Each line that holds the word "Rights" should be returned.

(Collected data entries)

****************************************

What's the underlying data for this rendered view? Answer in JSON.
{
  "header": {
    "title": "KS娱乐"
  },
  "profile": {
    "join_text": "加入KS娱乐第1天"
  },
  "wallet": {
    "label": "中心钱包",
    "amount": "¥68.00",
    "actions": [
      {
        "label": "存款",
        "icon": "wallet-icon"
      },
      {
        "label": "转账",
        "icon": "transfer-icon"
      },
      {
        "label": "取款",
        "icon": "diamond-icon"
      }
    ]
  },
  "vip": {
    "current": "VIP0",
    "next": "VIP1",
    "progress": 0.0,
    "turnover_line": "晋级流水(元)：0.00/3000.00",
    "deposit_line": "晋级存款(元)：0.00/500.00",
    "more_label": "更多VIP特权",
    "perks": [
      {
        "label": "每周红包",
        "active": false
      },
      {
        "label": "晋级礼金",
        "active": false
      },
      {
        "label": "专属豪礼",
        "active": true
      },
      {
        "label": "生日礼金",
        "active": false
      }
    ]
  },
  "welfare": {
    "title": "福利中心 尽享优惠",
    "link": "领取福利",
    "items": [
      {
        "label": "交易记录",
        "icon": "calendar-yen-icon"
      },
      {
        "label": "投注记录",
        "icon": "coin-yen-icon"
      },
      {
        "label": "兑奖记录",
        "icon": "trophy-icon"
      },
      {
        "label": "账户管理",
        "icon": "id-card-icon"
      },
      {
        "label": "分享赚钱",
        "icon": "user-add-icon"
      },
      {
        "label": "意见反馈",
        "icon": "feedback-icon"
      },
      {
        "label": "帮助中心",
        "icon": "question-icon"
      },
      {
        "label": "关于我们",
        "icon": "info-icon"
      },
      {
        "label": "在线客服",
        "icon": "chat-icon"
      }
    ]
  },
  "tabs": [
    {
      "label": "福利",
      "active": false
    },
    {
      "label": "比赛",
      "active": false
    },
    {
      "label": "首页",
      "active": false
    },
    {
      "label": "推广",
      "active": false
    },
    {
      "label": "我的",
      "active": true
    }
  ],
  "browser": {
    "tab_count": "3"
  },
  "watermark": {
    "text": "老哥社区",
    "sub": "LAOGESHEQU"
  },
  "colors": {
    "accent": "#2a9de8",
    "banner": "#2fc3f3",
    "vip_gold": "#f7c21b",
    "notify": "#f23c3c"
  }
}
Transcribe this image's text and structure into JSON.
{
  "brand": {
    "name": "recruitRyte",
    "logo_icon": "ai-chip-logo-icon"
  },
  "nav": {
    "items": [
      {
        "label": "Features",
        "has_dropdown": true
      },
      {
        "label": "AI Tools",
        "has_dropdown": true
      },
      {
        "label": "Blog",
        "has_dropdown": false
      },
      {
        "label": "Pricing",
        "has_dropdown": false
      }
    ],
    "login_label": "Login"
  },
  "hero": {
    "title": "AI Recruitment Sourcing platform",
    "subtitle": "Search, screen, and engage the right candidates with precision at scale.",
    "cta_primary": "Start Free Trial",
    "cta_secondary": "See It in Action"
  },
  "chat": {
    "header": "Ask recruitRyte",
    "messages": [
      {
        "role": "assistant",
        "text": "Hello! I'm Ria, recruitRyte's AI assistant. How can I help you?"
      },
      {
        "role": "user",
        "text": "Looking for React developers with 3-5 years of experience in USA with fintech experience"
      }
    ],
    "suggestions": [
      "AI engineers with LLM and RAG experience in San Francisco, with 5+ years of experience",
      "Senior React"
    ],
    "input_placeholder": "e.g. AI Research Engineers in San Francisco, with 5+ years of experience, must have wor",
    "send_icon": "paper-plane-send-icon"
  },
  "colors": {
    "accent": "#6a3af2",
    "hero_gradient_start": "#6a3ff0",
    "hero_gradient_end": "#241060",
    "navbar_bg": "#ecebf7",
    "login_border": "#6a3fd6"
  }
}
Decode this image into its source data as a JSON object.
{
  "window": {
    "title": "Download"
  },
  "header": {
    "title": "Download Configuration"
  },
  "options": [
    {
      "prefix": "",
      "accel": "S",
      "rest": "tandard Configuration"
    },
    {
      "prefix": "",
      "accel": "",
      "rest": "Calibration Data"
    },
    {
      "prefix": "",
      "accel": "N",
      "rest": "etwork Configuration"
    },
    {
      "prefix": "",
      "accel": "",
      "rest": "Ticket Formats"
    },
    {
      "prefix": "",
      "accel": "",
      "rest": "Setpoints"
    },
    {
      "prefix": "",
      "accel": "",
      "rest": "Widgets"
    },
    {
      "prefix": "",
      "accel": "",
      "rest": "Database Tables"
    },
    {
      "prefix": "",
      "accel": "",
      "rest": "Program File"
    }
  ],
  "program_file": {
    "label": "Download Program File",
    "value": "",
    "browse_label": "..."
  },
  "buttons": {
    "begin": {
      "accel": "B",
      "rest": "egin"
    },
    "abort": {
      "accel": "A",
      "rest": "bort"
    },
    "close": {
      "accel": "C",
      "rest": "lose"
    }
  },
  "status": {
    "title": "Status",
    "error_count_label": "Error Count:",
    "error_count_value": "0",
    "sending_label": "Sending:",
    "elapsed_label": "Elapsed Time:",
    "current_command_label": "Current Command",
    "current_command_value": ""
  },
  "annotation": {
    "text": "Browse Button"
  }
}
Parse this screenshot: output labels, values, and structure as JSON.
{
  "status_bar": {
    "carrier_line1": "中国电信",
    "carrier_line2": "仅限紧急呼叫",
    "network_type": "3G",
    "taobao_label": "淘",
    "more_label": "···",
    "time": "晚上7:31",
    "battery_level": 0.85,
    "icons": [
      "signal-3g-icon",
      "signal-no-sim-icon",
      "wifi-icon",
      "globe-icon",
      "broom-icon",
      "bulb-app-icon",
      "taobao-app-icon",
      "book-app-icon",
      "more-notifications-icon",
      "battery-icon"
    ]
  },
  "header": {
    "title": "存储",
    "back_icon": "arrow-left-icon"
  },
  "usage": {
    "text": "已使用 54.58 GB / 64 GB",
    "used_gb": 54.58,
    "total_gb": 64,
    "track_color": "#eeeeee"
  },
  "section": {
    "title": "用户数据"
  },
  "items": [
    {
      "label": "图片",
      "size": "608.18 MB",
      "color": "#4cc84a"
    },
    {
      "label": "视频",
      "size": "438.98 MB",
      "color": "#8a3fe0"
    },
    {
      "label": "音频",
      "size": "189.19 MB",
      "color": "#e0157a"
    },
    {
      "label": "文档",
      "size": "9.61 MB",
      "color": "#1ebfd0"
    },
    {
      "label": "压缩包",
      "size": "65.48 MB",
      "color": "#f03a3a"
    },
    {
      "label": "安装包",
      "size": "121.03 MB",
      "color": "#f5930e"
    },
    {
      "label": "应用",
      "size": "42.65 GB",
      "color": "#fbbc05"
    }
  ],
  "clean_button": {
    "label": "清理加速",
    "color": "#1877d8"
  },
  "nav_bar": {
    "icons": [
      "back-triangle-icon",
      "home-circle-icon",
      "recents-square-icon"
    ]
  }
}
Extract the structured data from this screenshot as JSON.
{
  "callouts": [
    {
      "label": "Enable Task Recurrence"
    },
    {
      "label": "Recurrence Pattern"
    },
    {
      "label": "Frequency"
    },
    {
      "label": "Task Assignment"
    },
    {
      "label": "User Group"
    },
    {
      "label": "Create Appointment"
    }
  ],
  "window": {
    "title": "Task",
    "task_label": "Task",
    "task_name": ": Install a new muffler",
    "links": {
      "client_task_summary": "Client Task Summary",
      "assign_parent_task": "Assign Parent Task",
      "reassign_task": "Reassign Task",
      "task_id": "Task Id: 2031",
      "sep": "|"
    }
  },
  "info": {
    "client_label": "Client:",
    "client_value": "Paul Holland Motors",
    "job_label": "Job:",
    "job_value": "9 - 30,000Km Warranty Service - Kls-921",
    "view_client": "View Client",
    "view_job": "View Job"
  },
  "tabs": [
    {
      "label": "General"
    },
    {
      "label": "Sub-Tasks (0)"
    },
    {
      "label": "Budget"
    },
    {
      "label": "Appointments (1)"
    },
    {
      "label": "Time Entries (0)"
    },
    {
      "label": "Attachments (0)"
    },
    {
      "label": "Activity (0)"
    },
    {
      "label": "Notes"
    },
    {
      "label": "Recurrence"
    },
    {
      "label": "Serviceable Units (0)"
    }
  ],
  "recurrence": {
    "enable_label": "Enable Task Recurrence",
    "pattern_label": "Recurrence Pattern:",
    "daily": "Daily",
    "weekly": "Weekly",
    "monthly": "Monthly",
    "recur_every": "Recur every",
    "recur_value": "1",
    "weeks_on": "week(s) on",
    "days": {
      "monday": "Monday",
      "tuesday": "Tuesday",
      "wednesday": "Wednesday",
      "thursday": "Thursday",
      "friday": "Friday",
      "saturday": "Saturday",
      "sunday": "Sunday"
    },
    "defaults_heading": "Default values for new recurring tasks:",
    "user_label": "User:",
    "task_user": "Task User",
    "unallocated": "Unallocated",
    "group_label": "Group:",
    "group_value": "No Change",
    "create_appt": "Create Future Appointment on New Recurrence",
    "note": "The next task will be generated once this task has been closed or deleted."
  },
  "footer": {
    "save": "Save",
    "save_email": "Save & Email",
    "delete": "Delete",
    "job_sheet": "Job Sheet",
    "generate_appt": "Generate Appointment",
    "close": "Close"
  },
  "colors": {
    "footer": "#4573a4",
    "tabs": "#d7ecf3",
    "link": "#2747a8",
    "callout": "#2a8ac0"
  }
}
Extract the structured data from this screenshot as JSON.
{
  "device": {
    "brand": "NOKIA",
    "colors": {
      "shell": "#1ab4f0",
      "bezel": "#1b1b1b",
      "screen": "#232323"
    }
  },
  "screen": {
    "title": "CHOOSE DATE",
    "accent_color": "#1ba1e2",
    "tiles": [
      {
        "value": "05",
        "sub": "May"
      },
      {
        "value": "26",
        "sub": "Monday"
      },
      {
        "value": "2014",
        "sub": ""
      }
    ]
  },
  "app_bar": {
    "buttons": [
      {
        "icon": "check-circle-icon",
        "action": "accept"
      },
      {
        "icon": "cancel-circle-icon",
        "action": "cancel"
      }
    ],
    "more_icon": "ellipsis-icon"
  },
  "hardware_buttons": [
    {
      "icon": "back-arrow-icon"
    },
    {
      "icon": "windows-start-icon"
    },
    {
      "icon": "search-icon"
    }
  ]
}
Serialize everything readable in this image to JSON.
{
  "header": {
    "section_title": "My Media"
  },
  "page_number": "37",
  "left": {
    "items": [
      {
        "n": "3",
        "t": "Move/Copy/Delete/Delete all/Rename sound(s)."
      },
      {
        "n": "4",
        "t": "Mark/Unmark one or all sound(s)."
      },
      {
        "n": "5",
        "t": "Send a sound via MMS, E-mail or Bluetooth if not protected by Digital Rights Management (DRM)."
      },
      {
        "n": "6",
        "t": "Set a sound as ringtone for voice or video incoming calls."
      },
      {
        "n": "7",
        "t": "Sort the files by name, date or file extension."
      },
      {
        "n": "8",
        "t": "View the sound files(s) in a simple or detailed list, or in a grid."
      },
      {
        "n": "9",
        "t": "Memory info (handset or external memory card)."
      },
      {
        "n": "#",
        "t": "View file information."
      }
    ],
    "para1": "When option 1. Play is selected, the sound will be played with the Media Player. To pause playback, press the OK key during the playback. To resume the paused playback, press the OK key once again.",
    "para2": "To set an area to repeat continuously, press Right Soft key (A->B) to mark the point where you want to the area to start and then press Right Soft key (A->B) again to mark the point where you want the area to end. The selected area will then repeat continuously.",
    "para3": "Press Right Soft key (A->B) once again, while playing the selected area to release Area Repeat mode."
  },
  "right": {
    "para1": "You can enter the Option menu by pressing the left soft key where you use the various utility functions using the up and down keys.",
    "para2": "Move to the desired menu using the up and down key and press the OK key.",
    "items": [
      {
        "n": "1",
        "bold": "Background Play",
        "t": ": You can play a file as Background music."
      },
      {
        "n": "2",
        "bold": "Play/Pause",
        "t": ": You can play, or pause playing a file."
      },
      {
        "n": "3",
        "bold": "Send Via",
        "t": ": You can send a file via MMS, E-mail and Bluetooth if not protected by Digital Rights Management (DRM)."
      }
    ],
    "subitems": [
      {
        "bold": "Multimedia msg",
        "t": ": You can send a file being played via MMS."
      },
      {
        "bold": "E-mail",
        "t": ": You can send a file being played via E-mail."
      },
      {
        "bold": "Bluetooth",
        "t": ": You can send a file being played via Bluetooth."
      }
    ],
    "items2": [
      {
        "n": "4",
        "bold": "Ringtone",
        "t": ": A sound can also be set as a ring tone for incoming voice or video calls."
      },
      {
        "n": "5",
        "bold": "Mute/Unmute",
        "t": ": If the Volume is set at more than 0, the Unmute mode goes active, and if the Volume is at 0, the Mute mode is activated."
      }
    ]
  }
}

****************************************

● **Final result**:
        "t": "Send a sound via MMS, E-mail or Bluetooth if not protected by Digital Rights Management (DRM)."
        "t": ": You can send a file via MMS, E-mail and Bluetooth if not protected by Digital Rights Management (DRM)."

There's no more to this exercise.